▸ **THE REQUEST**:
Repeat every record below exactly, omitting any pictures.

▸ **DATA FOR THIS EXERCISE**:
Start

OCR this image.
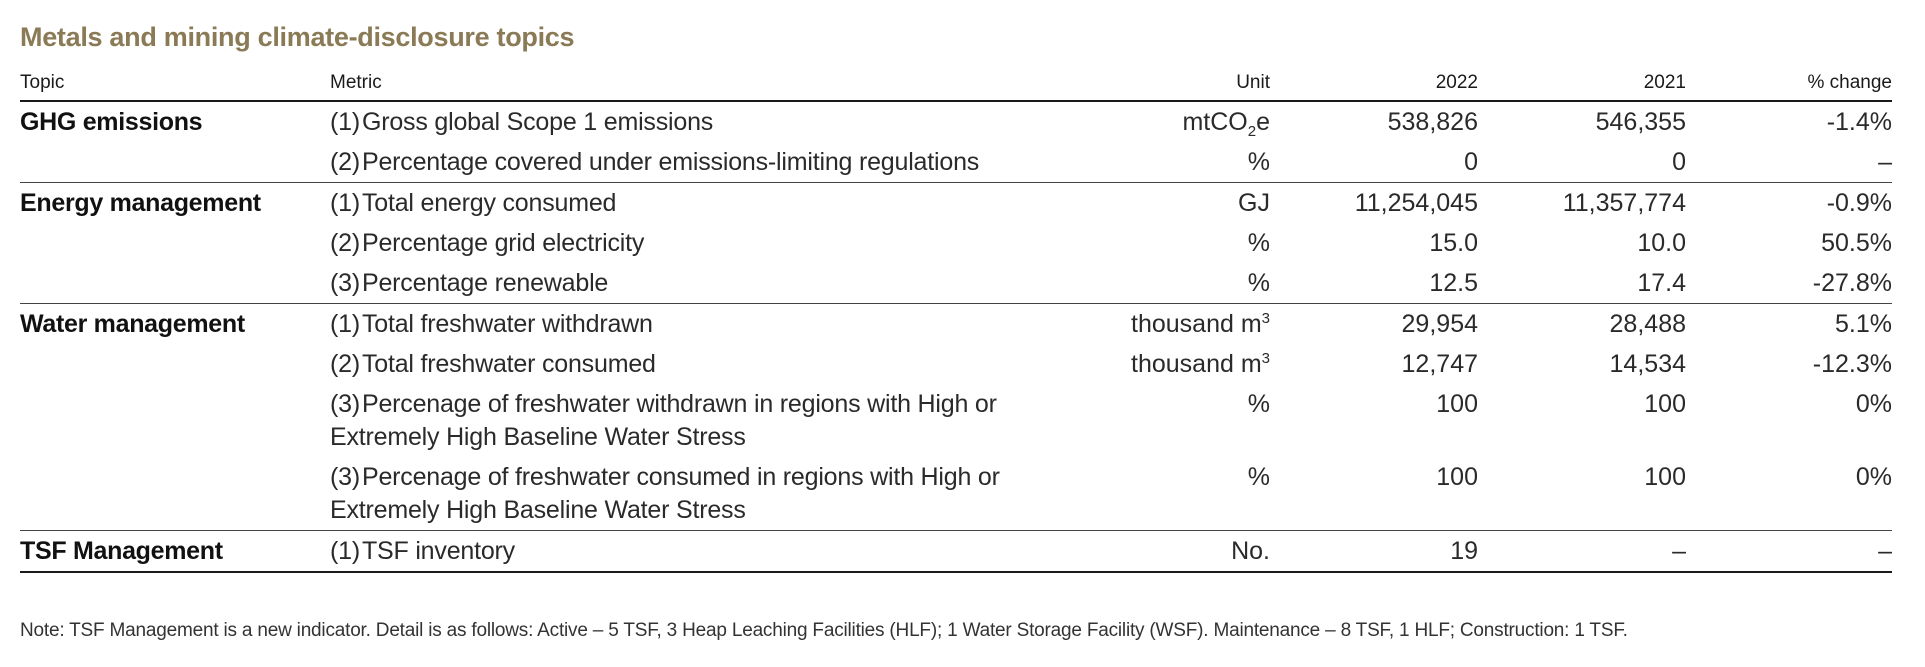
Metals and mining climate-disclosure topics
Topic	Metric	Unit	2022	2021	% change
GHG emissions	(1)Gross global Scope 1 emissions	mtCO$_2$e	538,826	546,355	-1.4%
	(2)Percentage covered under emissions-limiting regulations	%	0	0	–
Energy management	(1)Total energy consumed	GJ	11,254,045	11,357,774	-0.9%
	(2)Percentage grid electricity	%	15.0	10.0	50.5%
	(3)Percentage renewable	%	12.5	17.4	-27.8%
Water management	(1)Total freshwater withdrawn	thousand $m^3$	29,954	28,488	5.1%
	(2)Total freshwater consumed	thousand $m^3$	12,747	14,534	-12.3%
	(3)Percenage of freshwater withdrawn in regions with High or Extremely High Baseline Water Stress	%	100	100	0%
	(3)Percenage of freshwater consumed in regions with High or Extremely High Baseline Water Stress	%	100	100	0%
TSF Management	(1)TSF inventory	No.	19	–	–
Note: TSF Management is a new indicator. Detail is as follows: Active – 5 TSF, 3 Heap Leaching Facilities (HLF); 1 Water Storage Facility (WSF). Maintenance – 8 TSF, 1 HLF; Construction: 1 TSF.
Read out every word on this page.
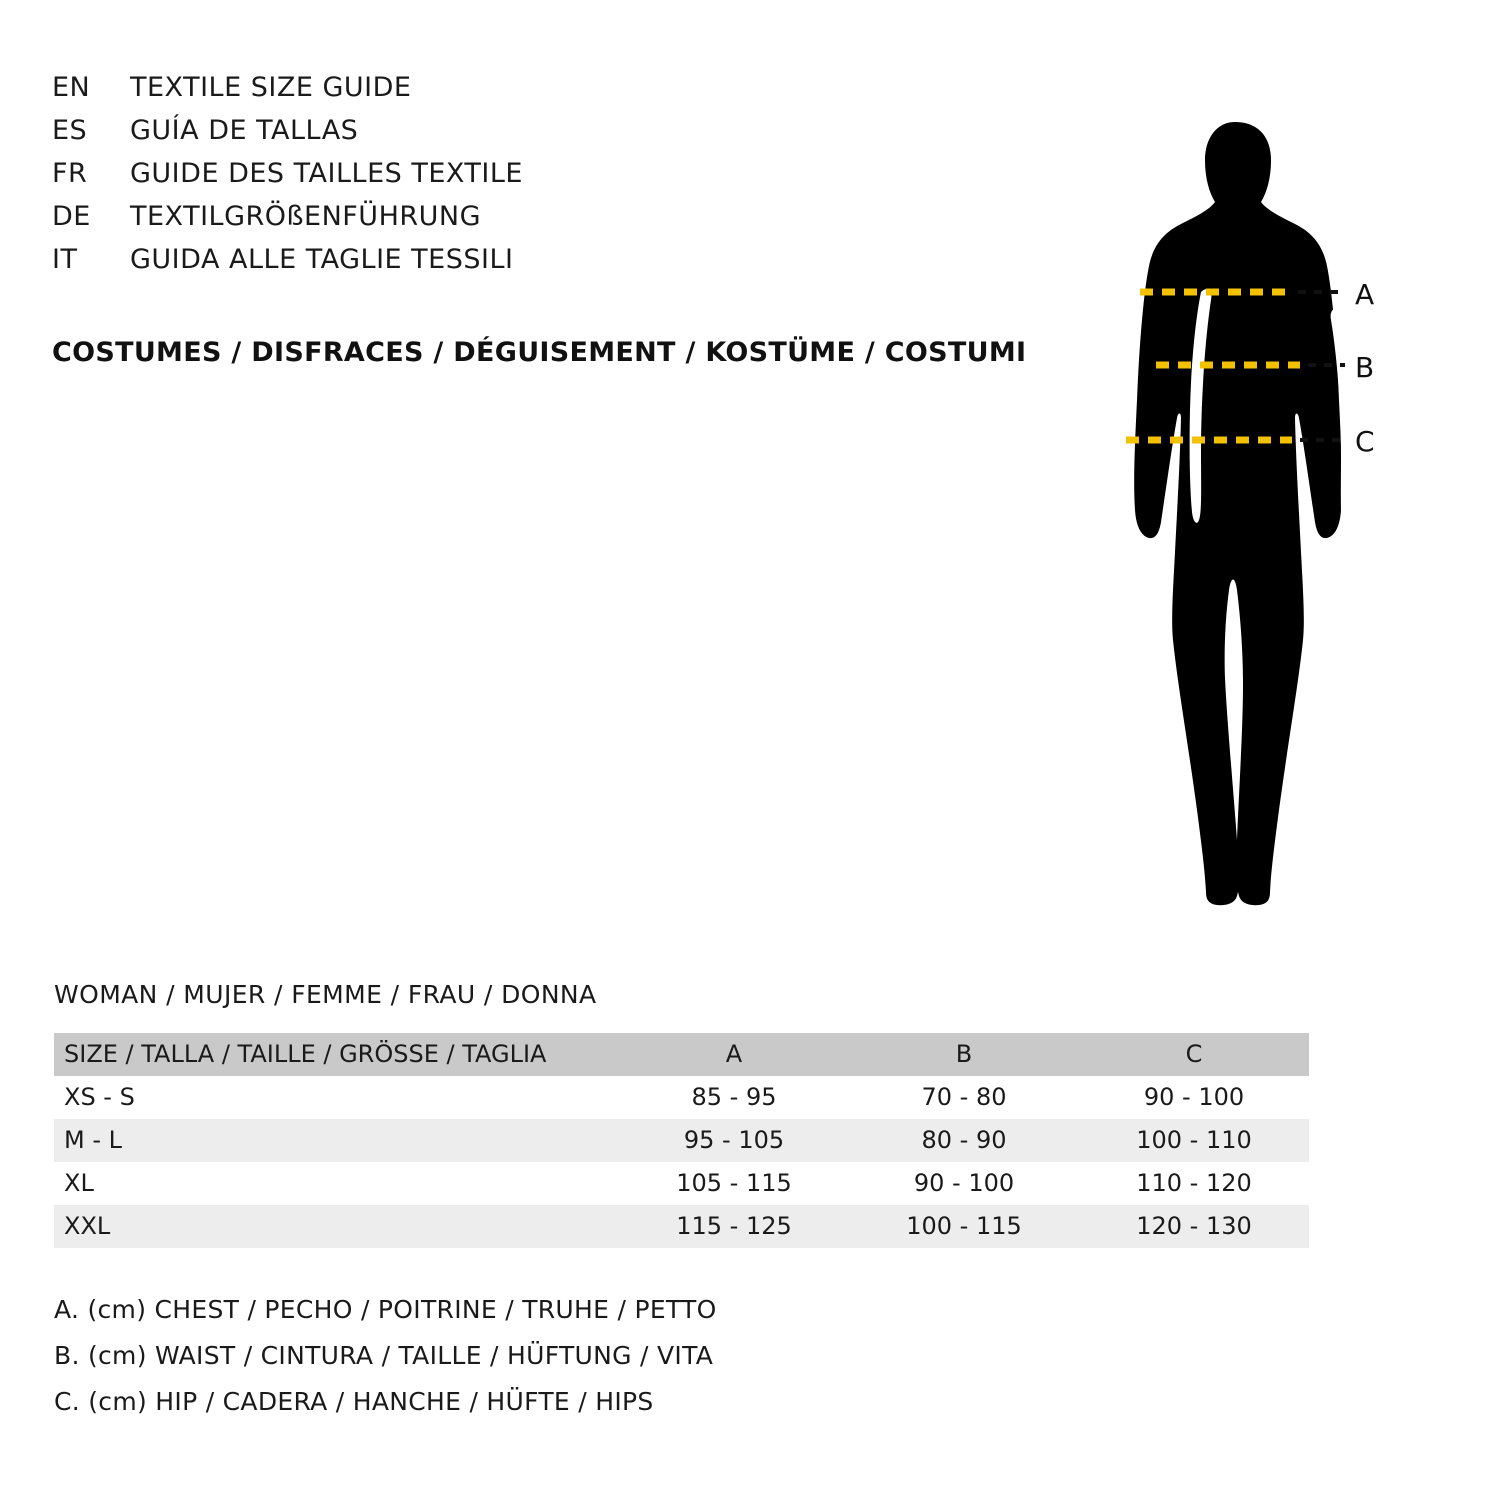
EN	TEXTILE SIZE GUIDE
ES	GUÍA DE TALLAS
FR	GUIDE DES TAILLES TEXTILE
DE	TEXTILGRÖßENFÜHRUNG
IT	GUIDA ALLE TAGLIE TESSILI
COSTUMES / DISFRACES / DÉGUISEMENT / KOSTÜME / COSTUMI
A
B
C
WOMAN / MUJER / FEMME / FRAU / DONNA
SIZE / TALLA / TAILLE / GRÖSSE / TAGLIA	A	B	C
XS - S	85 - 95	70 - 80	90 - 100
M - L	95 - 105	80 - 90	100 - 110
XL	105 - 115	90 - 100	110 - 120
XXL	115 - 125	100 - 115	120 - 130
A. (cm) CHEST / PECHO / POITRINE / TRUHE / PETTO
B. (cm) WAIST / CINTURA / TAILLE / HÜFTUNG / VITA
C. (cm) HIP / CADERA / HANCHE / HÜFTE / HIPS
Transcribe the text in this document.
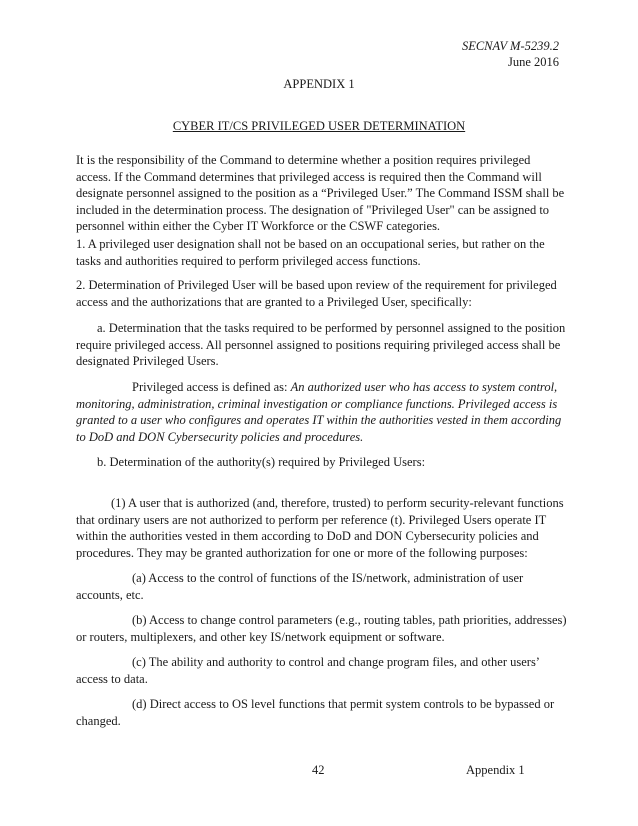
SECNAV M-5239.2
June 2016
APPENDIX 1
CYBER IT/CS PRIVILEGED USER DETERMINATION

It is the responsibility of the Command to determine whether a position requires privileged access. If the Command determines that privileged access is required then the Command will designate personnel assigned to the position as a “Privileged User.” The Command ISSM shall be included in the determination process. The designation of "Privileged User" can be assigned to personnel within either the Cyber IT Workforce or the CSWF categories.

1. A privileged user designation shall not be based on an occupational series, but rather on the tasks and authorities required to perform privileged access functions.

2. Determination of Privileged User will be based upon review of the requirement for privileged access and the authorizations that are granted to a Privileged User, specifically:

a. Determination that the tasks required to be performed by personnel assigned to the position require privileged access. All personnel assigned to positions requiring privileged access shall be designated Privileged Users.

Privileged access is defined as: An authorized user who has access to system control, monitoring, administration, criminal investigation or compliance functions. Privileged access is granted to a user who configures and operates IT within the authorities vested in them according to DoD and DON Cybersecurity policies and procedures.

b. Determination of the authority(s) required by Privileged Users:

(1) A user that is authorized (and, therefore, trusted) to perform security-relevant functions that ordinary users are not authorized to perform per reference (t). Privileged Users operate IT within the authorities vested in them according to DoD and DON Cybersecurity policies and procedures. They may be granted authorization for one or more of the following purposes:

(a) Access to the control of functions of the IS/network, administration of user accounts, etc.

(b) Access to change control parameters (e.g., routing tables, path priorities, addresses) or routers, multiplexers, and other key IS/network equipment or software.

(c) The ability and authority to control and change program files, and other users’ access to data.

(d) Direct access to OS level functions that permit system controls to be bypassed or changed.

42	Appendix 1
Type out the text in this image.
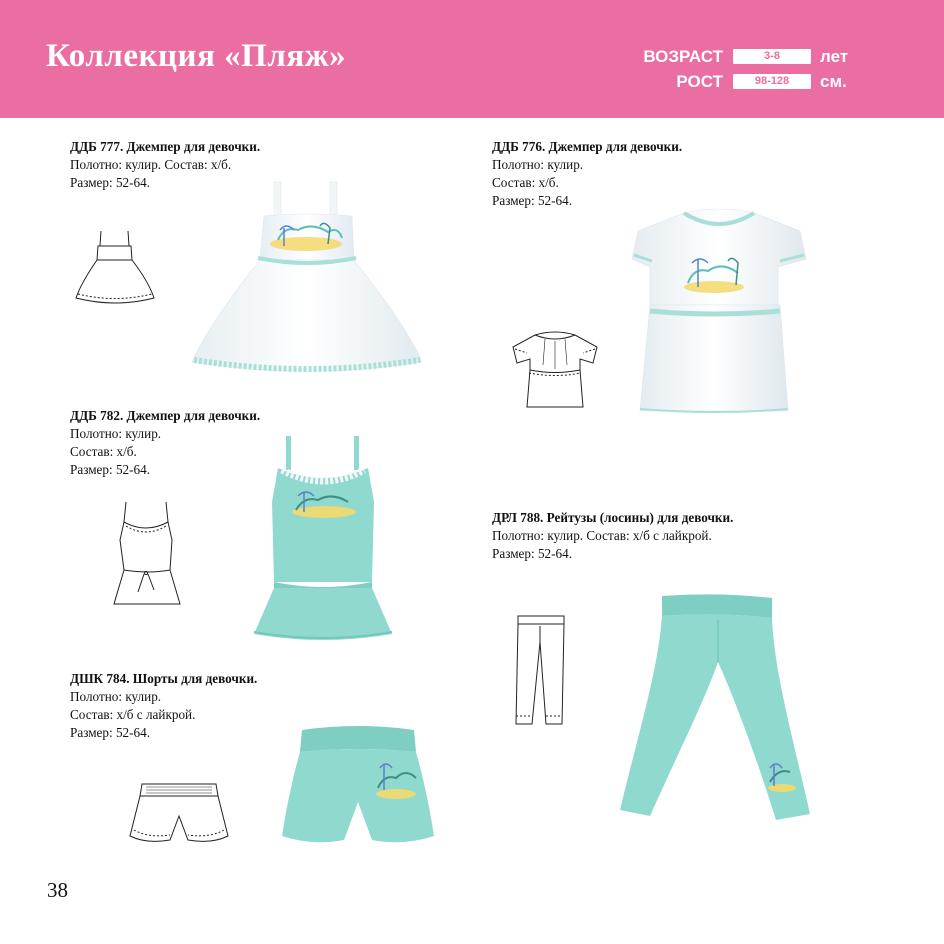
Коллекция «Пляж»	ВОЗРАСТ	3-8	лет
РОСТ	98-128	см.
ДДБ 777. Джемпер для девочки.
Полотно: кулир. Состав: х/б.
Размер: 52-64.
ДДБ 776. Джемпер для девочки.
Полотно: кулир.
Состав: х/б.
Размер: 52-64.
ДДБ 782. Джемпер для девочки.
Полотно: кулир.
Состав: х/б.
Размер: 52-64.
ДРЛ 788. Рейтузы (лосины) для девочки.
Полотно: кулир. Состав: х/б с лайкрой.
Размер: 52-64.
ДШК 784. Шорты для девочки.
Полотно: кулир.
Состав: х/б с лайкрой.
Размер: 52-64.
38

End

▸ **ANSWER TO THE TASK**:
OCR this image.
Metals and mining climate-disclosure topics
Topic	Metric	Unit	2022	2021	% change
GHG emissions	(1)Gross global Scope 1 emissions	mtCO$_2$e	538,826	546,355	-1.4%
	(2)Percentage covered under emissions-limiting regulations	%	0	0	–
Energy management	(1)Total energy consumed	GJ	11,254,045	11,357,774	-0.9%
	(2)Percentage grid electricity	%	15.0	10.0	50.5%
	(3)Percentage renewable	%	12.5	17.4	-27.8%
Water management	(1)Total freshwater withdrawn	thousand $m^3$	29,954	28,488	5.1%
	(2)Total freshwater consumed	thousand $m^3$	12,747	14,534	-12.3%
	(3)Percenage of freshwater withdrawn in regions with High or Extremely High Baseline Water Stress	%	100	100	0%
	(3)Percenage of freshwater consumed in regions with High or Extremely High Baseline Water Stress	%	100	100	0%
TSF Management	(1)TSF inventory	No.	19	–	–
Note: TSF Management is a new indicator. Detail is as follows: Active – 5 TSF, 3 Heap Leaching Facilities (HLF); 1 Water Storage Facility (WSF). Maintenance – 8 TSF, 1 HLF; Construction: 1 TSF.
Read out every word on this page.
EN	TEXTILE SIZE GUIDE
ES	GUÍA DE TALLAS
FR	GUIDE DES TAILLES TEXTILE
DE	TEXTILGRÖßENFÜHRUNG
IT	GUIDA ALLE TAGLIE TESSILI
COSTUMES / DISFRACES / DÉGUISEMENT / KOSTÜME / COSTUMI
A
B
C
WOMAN / MUJER / FEMME / FRAU / DONNA
SIZE / TALLA / TAILLE / GRÖSSE / TAGLIA	A	B	C
XS - S	85 - 95	70 - 80	90 - 100
M - L	95 - 105	80 - 90	100 - 110
XL	105 - 115	90 - 100	110 - 120
XXL	115 - 125	100 - 115	120 - 130
A. (cm) CHEST / PECHO / POITRINE / TRUHE / PETTO
B. (cm) WAIST / CINTURA / TAILLE / HÜFTUNG / VITA
C. (cm) HIP / CADERA / HANCHE / HÜFTE / HIPS
Transcribe the text in this document.
SECNAV M-5239.2
June 2016
APPENDIX 1
CYBER IT/CS PRIVILEGED USER DETERMINATION

It is the responsibility of the Command to determine whether a position requires privileged access. If the Command determines that privileged access is required then the Command will designate personnel assigned to the position as a “Privileged User.” The Command ISSM shall be included in the determination process. The designation of "Privileged User" can be assigned to personnel within either the Cyber IT Workforce or the CSWF categories.

1. A privileged user designation shall not be based on an occupational series, but rather on the tasks and authorities required to perform privileged access functions.

2. Determination of Privileged User will be based upon review of the requirement for privileged access and the authorizations that are granted to a Privileged User, specifically:

a. Determination that the tasks required to be performed by personnel assigned to the position require privileged access. All personnel assigned to positions requiring privileged access shall be designated Privileged Users.

Privileged access is defined as: An authorized user who has access to system control, monitoring, administration, criminal investigation or compliance functions. Privileged access is granted to a user who configures and operates IT within the authorities vested in them according to DoD and DON Cybersecurity policies and procedures.

b. Determination of the authority(s) required by Privileged Users:

(1) A user that is authorized (and, therefore, trusted) to perform security-relevant functions that ordinary users are not authorized to perform per reference (t). Privileged Users operate IT within the authorities vested in them according to DoD and DON Cybersecurity policies and procedures. They may be granted authorization for one or more of the following purposes:

(a) Access to the control of functions of the IS/network, administration of user accounts, etc.

(b) Access to change control parameters (e.g., routing tables, path priorities, addresses) or routers, multiplexers, and other key IS/network equipment or software.

(c) The ability and authority to control and change program files, and other users’ access to data.

(d) Direct access to OS level functions that permit system controls to be bypassed or changed.

42	Appendix 1
Type out the text in this image.
Коллекция «Пляж»	ВОЗРАСТ	3-8	лет
РОСТ	98-128	см.
ДДБ 777. Джемпер для девочки.
Полотно: кулир. Состав: х/б.
Размер: 52-64.
ДДБ 776. Джемпер для девочки.
Полотно: кулир.
Состав: х/б.
Размер: 52-64.
ДДБ 782. Джемпер для девочки.
Полотно: кулир.
Состав: х/б.
Размер: 52-64.
ДРЛ 788. Рейтузы (лосины) для девочки.
Полотно: кулир. Состав: х/б с лайкрой.
Размер: 52-64.
ДШК 784. Шорты для девочки.
Полотно: кулир.
Состав: х/б с лайкрой.
Размер: 52-64.
38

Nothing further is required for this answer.